What is asked – Show all lines that include the string "τοὺς"; copy each one.

(begin)

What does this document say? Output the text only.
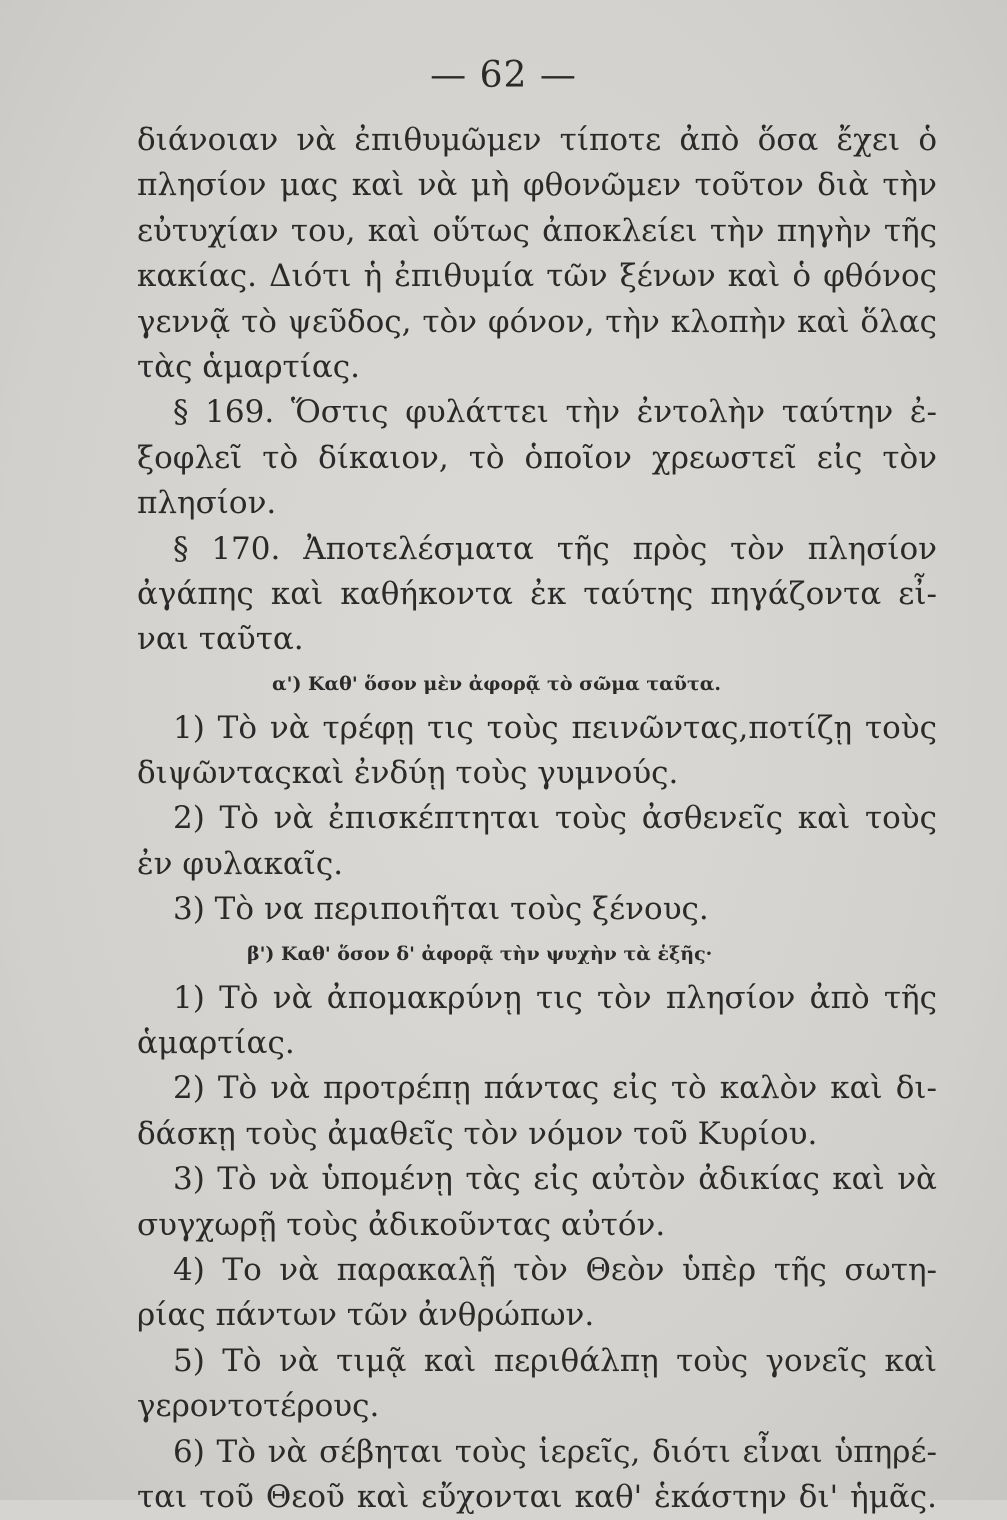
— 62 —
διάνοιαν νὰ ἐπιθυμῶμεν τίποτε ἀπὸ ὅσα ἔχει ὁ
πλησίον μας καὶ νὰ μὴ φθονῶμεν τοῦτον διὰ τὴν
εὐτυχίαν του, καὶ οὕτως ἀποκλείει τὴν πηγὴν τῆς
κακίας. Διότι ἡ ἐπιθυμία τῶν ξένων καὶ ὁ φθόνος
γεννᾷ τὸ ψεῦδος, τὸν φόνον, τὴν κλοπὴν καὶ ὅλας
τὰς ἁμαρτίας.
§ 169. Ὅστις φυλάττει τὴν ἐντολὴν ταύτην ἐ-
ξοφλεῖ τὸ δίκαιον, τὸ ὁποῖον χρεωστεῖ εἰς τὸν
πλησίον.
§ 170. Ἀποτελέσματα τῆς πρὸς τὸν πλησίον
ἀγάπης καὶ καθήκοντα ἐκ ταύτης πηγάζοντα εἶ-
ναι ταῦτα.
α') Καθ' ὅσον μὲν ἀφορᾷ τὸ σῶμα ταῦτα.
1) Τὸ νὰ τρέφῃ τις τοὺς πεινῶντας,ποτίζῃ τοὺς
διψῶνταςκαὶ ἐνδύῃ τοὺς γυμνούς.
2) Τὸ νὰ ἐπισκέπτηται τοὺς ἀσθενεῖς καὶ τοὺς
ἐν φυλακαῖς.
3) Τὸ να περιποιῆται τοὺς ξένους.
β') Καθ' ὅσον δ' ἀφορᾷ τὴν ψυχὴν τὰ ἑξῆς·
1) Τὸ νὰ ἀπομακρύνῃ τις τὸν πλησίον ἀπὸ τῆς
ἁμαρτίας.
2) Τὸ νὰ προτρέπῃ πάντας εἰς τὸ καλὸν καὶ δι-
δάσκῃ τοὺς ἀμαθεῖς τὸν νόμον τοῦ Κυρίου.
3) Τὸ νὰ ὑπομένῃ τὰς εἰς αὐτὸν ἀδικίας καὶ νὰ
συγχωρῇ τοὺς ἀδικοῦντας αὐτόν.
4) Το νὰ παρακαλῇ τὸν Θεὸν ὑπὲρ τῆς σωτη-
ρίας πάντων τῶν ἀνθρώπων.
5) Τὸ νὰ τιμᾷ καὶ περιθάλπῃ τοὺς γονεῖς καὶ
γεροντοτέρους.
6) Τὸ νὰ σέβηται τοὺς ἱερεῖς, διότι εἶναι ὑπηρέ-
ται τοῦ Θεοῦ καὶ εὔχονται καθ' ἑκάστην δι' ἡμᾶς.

(end)

Written answer –
1) Τὸ νὰ τρέφῃ τις τοὺς πεινῶντας,ποτίζῃ τοὺς
διψῶνταςκαὶ ἐνδύῃ τοὺς γυμνούς.
2) Τὸ νὰ ἐπισκέπτηται τοὺς ἀσθενεῖς καὶ τοὺς
3) Τὸ να περιποιῆται τοὺς ξένους.
δάσκῃ τοὺς ἀμαθεῖς τὸν νόμον τοῦ Κυρίου.
συγχωρῇ τοὺς ἀδικοῦντας αὐτόν.
5) Τὸ νὰ τιμᾷ καὶ περιθάλπῃ τοὺς γονεῖς καὶ
6) Τὸ νὰ σέβηται τοὺς ἱερεῖς, διότι εἶναι ὑπηρέ-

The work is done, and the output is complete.